>> begin

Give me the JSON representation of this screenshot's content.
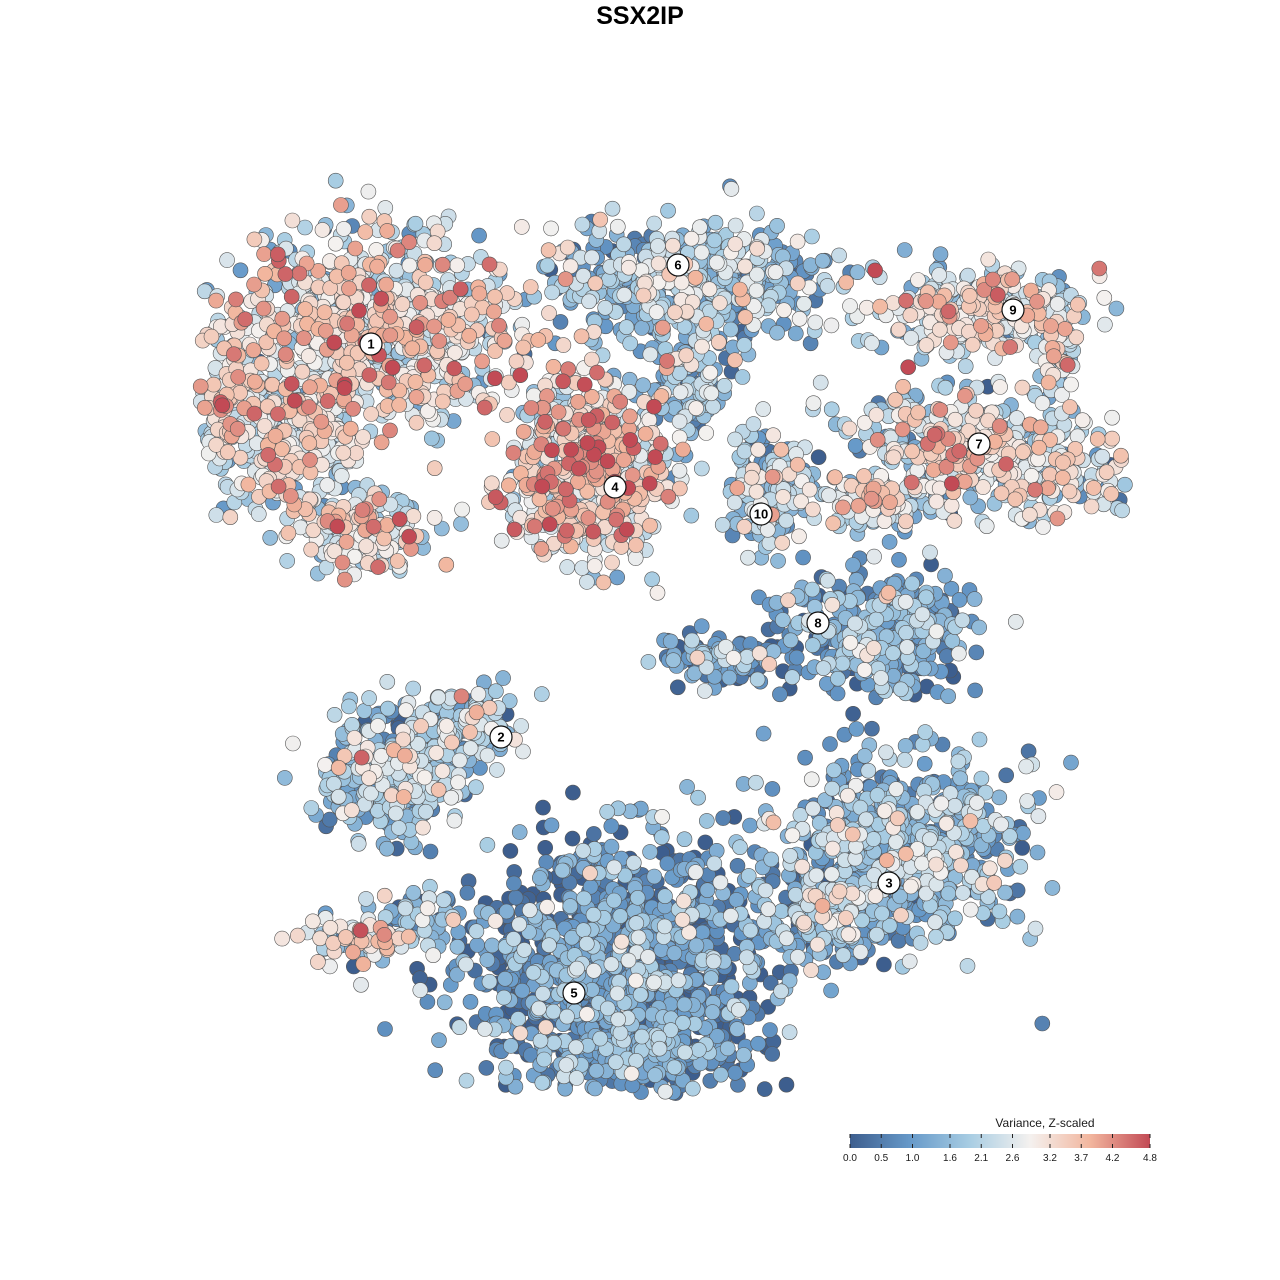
{
  "chart_data": {
    "type": "scatter",
    "title": "SSX2IP",
    "color_scale": {
      "title": "Variance, Z-scaled",
      "min": 0.0,
      "max": 4.8,
      "ticks": [
        "0.0",
        "0.5",
        "1.0",
        "1.6",
        "2.1",
        "2.6",
        "3.2",
        "3.7",
        "4.2",
        "4.8"
      ],
      "colors": [
        "#3d5e8e",
        "#6699c9",
        "#a8cde3",
        "#f4f1ef",
        "#f2b69e",
        "#c24a55"
      ]
    },
    "clusters": [
      {
        "label": "1",
        "mean_value": 2.6
      },
      {
        "label": "2",
        "mean_value": 1.6
      },
      {
        "label": "3",
        "mean_value": 1.4
      },
      {
        "label": "4",
        "mean_value": 3.0
      },
      {
        "label": "5",
        "mean_value": 0.8
      },
      {
        "label": "6",
        "mean_value": 1.6
      },
      {
        "label": "7",
        "mean_value": 2.4
      },
      {
        "label": "8",
        "mean_value": 1.0
      },
      {
        "label": "9",
        "mean_value": 2.5
      },
      {
        "label": "10",
        "mean_value": 1.8
      }
    ],
    "grid": false,
    "legend_position": "bottom-right"
  }
}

>> end

» **Problem to solve**: Isolate each line of the listing above that includes "label". Copy it.

» **Exercise answer**:
        "label": "1",
        "label": "2",
        "label": "3",
        "label": "4",
        "label": "5",
        "label": "6",
        "label": "7",
        "label": "8",
        "label": "9",
        "label": "10",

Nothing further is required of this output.